WORK TO COMPLETE = Each line containing the word "preconfigurados" needs to be copied.

RECORDED INFORMATION =
══════

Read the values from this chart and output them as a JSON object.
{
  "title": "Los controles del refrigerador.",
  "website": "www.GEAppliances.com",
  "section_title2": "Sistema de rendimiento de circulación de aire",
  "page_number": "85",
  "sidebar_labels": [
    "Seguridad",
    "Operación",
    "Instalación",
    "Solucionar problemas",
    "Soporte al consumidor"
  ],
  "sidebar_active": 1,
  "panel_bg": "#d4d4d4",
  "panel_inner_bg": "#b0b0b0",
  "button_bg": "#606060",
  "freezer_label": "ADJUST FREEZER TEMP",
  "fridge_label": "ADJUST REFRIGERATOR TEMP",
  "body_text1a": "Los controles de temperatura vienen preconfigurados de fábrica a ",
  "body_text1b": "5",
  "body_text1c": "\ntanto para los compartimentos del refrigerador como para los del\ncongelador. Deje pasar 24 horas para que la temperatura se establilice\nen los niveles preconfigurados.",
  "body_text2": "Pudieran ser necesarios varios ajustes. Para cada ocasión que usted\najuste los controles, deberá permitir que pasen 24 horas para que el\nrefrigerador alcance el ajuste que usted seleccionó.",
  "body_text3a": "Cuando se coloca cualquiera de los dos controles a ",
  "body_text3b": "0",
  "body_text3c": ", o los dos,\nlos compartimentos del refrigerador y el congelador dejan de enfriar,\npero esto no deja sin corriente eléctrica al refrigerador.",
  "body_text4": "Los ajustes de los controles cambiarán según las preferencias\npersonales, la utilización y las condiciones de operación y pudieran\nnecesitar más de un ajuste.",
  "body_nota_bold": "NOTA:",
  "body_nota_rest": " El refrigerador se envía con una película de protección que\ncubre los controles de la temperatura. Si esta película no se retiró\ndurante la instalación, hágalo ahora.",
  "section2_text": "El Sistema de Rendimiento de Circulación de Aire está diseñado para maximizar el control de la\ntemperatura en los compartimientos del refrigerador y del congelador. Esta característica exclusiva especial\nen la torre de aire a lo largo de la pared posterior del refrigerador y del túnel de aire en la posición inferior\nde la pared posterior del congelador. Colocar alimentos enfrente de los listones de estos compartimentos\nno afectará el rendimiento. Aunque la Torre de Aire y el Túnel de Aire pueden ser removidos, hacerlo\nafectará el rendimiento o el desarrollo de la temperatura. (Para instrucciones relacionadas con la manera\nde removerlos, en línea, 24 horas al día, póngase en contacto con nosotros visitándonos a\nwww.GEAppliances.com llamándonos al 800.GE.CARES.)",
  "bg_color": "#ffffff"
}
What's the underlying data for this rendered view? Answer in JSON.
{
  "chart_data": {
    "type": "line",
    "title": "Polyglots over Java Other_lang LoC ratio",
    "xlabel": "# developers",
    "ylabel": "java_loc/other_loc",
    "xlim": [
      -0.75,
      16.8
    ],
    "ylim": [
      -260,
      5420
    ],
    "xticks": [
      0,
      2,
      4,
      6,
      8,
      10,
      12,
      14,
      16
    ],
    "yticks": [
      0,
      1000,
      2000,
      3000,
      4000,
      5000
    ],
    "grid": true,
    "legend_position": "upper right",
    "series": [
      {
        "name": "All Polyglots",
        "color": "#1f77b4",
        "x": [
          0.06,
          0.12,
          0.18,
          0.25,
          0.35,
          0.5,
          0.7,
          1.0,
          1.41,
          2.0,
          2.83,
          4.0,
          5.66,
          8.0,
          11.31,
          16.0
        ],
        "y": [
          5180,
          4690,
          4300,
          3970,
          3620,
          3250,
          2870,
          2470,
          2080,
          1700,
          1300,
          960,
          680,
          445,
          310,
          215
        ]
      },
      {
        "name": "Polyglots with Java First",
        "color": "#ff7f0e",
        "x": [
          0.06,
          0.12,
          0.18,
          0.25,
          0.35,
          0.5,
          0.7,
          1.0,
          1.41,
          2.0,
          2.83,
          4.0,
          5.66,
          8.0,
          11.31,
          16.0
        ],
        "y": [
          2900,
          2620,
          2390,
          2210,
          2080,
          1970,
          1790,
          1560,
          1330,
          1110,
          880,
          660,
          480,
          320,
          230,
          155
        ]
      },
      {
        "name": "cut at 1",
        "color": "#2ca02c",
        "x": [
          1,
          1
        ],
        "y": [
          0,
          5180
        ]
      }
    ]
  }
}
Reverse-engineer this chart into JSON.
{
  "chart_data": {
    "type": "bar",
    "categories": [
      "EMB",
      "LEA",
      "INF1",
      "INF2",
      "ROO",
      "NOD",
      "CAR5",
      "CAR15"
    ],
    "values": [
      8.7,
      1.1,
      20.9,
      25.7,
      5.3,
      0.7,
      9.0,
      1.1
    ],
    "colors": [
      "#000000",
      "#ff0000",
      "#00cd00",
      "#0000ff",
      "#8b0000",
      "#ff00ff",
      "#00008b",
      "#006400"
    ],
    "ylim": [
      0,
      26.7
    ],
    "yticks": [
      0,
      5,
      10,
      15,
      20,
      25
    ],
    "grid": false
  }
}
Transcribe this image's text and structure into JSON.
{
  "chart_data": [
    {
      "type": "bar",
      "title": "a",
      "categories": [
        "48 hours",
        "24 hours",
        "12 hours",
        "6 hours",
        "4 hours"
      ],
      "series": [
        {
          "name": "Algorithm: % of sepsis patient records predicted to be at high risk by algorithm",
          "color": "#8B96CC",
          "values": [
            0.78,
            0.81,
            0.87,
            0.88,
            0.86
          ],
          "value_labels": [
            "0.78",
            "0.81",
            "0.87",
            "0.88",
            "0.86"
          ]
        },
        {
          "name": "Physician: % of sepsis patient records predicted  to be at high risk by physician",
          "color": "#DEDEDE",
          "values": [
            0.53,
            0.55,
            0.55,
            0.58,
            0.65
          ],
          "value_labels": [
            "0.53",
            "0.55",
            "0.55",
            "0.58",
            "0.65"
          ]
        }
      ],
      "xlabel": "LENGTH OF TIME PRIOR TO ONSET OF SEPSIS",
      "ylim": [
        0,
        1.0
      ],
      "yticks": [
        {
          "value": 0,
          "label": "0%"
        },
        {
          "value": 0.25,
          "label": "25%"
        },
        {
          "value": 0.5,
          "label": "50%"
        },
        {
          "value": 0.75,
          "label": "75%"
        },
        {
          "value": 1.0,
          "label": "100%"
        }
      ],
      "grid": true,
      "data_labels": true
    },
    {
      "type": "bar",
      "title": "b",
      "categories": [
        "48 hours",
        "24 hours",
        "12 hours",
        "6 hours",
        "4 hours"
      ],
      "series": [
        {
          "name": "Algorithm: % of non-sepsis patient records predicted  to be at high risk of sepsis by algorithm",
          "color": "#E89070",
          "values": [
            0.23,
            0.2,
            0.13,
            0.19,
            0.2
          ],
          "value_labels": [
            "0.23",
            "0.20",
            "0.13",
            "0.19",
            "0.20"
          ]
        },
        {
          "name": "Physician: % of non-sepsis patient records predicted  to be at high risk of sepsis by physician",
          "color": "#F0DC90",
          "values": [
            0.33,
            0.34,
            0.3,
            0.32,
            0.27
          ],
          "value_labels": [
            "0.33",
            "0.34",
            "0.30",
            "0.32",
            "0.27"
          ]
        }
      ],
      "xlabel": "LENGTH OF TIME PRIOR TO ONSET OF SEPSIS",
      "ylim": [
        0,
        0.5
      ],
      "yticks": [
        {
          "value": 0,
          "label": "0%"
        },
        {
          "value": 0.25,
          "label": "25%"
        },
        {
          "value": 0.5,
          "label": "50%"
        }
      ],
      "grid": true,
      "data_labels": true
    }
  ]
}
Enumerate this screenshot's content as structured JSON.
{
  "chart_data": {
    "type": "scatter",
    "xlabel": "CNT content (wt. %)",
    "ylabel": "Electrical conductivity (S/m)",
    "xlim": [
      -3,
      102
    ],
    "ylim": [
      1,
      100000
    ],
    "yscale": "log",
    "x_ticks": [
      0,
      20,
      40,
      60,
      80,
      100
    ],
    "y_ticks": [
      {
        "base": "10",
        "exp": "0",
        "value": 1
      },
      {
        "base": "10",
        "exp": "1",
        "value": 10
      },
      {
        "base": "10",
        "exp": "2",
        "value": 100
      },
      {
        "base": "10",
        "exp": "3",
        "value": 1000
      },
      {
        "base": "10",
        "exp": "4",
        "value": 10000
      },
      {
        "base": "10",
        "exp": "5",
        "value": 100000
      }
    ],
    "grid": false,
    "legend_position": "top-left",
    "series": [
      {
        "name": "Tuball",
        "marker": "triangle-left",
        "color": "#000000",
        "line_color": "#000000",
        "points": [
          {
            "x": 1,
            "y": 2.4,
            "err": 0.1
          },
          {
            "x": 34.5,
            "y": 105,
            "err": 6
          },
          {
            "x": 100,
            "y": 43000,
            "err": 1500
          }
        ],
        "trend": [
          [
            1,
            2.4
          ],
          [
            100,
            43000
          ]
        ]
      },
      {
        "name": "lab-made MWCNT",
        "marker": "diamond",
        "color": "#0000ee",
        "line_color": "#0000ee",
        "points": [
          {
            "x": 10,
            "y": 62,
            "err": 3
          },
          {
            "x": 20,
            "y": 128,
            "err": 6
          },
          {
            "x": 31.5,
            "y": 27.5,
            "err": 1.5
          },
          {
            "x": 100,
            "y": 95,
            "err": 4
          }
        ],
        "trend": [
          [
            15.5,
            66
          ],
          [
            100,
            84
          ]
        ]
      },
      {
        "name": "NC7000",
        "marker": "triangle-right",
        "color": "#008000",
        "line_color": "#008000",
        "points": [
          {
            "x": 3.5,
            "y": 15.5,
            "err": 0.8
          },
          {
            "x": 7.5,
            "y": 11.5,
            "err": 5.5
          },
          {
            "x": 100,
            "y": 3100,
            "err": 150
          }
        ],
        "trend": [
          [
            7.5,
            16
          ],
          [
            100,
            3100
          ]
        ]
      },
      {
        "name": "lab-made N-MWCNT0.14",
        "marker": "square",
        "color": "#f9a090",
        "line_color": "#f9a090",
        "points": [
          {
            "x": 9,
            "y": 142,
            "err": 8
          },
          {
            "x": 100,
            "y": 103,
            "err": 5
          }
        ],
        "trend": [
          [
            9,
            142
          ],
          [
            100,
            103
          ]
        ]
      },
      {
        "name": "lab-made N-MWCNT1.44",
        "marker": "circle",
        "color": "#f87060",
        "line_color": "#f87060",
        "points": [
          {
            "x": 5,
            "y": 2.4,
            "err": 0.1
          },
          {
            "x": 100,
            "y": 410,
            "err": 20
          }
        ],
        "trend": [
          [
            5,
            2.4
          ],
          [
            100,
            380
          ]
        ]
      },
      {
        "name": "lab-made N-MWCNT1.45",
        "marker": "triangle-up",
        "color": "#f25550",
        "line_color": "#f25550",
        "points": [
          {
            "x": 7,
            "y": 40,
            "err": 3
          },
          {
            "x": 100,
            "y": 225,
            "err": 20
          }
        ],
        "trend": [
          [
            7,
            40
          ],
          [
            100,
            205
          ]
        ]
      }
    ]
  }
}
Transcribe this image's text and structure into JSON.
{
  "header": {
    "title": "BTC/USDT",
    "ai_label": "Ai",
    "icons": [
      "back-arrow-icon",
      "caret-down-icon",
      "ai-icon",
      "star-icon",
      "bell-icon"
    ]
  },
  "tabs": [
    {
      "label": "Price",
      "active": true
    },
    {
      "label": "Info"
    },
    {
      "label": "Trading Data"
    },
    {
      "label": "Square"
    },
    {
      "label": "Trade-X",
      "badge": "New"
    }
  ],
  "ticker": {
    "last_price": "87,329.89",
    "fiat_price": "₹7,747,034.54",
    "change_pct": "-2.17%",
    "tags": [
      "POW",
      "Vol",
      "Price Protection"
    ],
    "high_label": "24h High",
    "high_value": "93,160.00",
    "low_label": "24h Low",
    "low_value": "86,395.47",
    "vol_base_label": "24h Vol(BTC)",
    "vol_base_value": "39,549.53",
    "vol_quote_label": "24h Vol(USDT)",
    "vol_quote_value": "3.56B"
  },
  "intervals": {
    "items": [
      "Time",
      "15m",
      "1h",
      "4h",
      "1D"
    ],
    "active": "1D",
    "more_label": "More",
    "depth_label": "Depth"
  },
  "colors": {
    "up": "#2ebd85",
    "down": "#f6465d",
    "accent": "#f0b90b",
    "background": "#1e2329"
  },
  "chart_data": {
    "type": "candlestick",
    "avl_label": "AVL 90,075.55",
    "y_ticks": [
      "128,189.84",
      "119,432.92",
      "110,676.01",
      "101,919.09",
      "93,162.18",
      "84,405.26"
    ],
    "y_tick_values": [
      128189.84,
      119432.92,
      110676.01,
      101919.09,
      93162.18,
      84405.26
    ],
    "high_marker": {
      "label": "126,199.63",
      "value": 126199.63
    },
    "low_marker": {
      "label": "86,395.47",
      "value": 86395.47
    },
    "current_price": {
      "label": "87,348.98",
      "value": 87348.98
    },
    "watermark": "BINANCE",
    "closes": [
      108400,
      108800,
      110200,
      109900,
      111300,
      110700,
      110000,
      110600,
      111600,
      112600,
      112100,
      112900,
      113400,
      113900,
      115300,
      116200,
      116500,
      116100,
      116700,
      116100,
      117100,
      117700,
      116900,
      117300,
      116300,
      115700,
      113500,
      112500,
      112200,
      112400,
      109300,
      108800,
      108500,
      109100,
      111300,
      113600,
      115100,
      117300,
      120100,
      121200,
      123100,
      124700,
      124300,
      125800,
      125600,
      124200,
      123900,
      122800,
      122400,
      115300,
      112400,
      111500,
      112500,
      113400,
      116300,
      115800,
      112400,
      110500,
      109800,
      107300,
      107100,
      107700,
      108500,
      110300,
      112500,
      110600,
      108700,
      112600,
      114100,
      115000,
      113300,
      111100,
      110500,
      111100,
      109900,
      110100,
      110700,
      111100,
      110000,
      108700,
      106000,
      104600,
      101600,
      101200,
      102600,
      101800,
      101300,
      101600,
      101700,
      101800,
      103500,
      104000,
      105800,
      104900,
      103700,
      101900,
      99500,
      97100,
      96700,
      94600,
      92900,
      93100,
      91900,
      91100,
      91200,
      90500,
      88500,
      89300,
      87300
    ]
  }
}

══════

REPLY =
  "body_text1a": "Los controles de temperatura vienen preconfigurados de fábrica a ",
  "body_text1c": "\ntanto para los compartimentos del refrigerador como para los del\ncongelador. Deje pasar 24 horas para que la temperatura se establilice\nen los niveles preconfigurados.",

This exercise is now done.